• TASK BRIEF
Report how many lines contain the word "created", with no other text.

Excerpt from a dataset
>> Start
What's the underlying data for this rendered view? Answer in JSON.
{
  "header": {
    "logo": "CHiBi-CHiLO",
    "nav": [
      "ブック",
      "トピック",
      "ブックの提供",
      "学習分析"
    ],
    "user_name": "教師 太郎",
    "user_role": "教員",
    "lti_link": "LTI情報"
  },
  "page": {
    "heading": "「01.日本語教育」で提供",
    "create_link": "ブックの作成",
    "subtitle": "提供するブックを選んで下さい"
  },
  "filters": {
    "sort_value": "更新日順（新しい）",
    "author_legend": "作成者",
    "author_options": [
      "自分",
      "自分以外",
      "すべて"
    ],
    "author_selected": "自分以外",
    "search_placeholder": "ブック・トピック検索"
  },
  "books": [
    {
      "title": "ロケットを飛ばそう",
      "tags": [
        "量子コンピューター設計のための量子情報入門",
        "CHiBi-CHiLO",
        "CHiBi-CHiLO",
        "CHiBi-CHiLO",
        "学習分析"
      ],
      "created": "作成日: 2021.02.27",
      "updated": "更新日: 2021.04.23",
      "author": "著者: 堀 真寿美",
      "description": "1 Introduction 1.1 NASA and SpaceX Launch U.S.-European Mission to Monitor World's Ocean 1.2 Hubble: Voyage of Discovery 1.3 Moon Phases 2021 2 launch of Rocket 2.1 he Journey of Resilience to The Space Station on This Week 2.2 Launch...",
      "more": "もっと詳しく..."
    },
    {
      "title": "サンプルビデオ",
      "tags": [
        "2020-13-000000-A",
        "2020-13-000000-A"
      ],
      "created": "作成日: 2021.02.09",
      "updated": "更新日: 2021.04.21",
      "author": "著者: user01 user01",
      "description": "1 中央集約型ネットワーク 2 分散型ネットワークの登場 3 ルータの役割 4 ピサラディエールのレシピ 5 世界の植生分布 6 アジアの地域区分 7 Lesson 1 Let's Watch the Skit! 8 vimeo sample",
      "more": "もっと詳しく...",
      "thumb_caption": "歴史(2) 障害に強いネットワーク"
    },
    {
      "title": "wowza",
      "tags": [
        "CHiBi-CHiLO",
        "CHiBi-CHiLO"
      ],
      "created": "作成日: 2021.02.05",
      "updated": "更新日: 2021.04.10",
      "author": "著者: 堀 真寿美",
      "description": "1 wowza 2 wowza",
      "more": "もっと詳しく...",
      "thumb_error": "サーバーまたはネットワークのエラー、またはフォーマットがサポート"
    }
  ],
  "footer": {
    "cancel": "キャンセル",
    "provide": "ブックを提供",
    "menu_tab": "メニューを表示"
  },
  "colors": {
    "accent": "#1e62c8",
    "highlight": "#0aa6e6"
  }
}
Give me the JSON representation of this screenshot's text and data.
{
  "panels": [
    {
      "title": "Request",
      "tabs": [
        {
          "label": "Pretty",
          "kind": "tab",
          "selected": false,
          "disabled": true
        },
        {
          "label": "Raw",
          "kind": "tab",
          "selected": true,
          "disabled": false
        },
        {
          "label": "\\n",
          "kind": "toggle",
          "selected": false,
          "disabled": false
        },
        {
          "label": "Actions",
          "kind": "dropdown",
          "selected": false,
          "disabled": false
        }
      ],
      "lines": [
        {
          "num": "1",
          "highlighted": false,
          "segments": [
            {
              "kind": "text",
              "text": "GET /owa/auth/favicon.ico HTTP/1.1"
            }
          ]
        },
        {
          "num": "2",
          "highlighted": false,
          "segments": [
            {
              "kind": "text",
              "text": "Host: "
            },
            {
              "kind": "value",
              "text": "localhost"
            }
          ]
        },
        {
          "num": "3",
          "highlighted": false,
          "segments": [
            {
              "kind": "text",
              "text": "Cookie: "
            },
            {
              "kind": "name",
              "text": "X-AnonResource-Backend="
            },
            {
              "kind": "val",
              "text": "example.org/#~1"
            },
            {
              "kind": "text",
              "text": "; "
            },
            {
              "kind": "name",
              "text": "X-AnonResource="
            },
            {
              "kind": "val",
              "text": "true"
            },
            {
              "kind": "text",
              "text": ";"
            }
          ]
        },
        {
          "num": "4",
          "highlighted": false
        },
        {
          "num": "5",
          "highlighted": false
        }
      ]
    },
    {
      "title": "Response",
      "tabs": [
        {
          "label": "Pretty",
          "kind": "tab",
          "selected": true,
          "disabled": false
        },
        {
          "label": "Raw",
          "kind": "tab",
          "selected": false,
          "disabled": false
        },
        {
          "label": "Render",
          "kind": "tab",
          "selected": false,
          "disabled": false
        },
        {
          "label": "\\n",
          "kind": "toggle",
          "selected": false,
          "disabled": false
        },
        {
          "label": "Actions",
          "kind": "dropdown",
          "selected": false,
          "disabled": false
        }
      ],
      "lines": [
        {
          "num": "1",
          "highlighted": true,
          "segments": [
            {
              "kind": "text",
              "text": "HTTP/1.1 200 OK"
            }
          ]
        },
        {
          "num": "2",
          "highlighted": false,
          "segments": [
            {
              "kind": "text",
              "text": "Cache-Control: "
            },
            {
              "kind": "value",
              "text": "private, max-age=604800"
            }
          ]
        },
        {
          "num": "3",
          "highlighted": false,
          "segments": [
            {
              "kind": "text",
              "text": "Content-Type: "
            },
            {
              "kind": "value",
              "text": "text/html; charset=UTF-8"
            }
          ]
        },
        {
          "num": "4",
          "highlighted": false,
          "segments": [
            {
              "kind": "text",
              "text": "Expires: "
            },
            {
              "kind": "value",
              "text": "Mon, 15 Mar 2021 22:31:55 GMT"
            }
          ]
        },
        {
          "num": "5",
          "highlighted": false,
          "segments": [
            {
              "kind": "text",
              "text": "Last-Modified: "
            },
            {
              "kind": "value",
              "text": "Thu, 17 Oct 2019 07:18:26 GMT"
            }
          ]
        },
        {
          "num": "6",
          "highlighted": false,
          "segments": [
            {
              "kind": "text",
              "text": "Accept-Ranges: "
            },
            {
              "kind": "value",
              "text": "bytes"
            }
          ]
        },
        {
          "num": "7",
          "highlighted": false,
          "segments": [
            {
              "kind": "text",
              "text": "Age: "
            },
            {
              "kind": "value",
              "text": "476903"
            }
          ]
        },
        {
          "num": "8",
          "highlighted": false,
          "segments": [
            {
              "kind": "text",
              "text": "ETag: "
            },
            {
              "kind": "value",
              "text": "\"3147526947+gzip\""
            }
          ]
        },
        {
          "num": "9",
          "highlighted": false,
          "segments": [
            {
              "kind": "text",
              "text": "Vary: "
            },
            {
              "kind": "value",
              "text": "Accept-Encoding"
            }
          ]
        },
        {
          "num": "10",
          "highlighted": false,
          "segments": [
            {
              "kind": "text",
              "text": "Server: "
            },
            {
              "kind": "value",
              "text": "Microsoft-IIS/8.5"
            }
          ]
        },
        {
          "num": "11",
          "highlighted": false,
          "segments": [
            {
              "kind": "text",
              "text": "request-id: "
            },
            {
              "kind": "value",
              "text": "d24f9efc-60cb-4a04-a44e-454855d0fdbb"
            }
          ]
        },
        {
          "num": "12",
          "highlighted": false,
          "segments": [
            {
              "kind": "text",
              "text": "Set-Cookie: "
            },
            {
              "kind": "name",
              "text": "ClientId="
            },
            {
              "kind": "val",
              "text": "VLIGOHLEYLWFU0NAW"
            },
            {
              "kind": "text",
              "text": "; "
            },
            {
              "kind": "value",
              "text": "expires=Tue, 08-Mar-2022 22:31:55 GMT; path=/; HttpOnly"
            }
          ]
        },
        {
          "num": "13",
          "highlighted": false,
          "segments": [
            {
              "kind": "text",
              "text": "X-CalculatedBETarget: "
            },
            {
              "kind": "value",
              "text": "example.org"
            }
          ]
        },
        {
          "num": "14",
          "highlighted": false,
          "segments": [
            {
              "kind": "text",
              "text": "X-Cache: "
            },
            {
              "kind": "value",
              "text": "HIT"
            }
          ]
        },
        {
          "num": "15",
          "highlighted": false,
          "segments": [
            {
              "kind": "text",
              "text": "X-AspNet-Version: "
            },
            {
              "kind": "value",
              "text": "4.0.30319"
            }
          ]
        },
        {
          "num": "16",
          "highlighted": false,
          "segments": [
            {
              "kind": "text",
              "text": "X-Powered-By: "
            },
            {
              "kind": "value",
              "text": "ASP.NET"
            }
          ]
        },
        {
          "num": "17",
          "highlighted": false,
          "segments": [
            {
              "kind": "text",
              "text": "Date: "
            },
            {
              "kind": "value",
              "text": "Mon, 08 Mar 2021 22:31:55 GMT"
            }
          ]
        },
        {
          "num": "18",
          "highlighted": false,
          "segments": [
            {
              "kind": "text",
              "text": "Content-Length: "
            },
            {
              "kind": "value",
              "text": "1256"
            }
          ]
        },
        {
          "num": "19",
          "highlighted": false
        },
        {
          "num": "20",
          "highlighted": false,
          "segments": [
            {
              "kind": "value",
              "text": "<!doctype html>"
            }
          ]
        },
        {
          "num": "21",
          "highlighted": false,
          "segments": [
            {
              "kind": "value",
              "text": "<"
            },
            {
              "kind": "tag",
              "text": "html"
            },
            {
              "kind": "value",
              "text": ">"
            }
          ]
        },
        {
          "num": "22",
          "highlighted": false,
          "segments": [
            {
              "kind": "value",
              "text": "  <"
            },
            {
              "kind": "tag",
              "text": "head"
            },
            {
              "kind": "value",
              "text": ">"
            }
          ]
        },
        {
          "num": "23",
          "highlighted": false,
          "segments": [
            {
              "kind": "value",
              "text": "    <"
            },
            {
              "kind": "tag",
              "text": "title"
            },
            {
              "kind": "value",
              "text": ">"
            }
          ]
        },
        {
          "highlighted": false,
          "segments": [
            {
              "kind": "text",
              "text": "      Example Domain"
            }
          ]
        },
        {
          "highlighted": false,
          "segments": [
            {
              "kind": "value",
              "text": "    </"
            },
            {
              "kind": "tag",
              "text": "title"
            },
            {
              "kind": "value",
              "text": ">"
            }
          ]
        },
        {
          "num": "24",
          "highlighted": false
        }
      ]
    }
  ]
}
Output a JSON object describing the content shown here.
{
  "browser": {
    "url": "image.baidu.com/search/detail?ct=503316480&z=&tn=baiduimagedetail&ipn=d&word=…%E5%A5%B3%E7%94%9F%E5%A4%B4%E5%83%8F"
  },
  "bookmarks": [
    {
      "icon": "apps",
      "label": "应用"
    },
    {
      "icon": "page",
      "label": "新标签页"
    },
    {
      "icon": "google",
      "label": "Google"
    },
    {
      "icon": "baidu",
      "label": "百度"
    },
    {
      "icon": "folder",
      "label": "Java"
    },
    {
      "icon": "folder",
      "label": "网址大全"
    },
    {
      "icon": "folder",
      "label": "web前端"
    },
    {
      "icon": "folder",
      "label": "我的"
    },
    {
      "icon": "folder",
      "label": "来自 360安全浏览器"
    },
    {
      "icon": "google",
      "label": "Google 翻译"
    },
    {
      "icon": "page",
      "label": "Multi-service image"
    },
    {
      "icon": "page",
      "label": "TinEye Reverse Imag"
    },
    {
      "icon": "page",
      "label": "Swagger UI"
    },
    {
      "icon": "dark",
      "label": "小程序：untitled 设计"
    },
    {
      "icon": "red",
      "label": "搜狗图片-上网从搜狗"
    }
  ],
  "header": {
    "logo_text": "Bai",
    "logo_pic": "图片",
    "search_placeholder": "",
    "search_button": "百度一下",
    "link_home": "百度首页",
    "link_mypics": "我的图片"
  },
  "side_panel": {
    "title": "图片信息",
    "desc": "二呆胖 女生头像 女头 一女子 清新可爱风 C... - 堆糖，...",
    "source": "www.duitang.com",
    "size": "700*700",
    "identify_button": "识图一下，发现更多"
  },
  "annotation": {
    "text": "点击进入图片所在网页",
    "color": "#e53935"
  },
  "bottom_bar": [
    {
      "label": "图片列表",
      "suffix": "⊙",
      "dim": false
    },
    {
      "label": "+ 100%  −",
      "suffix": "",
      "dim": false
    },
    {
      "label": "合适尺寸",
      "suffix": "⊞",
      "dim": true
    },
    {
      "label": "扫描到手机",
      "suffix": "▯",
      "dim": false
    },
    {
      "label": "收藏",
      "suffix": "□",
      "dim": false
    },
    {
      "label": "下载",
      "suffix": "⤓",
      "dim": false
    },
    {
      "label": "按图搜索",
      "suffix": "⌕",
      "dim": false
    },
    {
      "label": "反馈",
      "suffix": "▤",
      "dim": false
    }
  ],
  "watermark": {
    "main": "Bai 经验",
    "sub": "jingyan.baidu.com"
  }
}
>> End
• ANSWER
3